▶ [The exercise]
Every line that includes the word "subtitle" is to be listed.

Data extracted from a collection
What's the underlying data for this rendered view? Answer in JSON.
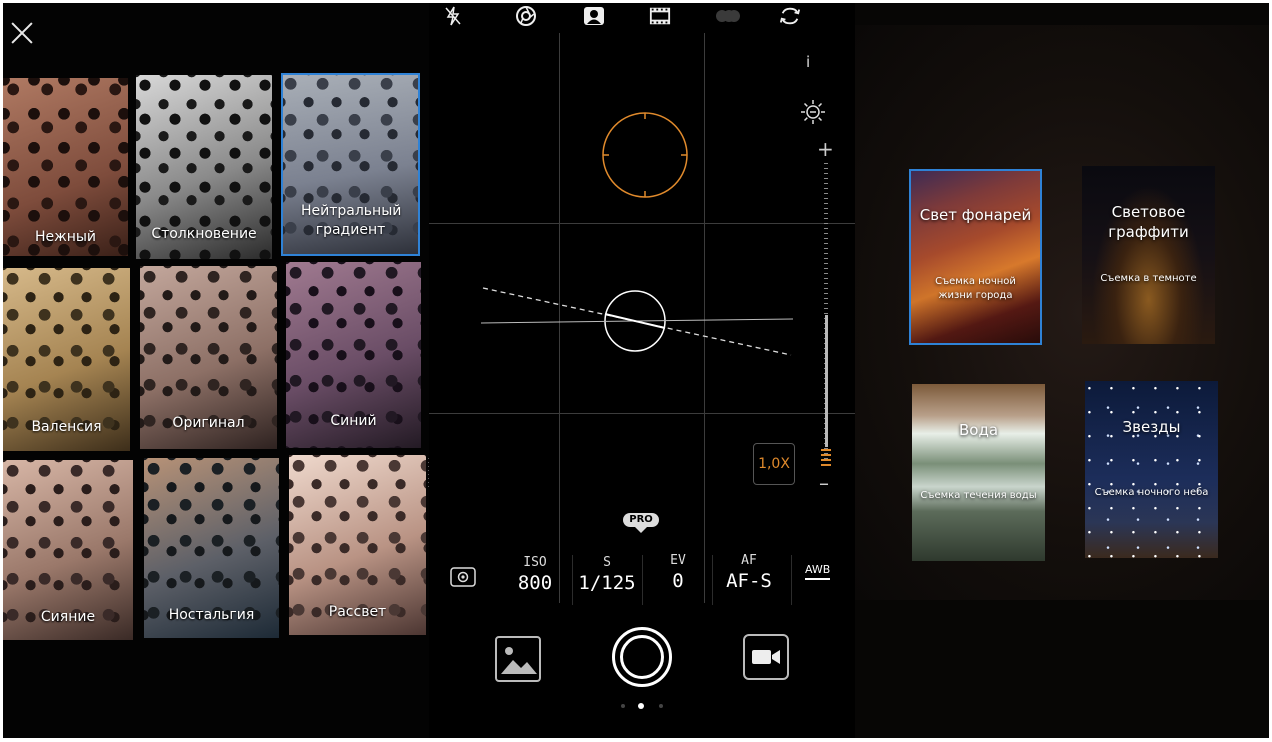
{
  "colors": {
    "accent_blue": "#2f82d6",
    "accent_orange": "#e08a2c",
    "background": "#000000"
  },
  "filters_panel": {
    "close_icon": "close-icon",
    "filters": [
      {
        "label": "Нежный",
        "selected": false
      },
      {
        "label": "Столкновение",
        "selected": false
      },
      {
        "label": "Нейтральный градиент",
        "selected": true
      },
      {
        "label": "Валенсия",
        "selected": false
      },
      {
        "label": "Оригинал",
        "selected": false
      },
      {
        "label": "Синий",
        "selected": false
      },
      {
        "label": "Сияние",
        "selected": false
      },
      {
        "label": "Ностальгия",
        "selected": false
      },
      {
        "label": "Рассвет",
        "selected": false
      }
    ]
  },
  "camera": {
    "top_icons": [
      "flash-off-icon",
      "aperture-icon",
      "portrait-icon",
      "film-icon",
      "toggle-icon",
      "switch-camera-icon"
    ],
    "info_label": "i",
    "zoom": "1,0X",
    "pro_label": "PRO",
    "params": {
      "iso": {
        "key": "ISO",
        "value": "800"
      },
      "shutter": {
        "key": "S",
        "value": "1/125"
      },
      "ev": {
        "key": "EV",
        "value": "0"
      },
      "af": {
        "key": "AF",
        "value": "AF-S"
      },
      "wb": "AWB"
    },
    "page_dots": 3,
    "active_dot": 2
  },
  "modes_panel": {
    "modes": [
      {
        "title": "Свет фонарей",
        "subtitle": "Съемка ночной жизни города",
        "selected": true
      },
      {
        "title": "Световое граффити",
        "subtitle": "Съемка в темноте",
        "selected": false
      },
      {
        "title": "Вода",
        "subtitle": "Съемка течения воды",
        "selected": false
      },
      {
        "title": "Звезды",
        "subtitle": "Съемка ночного неба",
        "selected": false
      }
    ]
  }
}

▶ [Problem solution]
        "subtitle": "Съемка ночной жизни города",
        "subtitle": "Съемка в темноте",
        "subtitle": "Съемка течения воды",
        "subtitle": "Съемка ночного неба",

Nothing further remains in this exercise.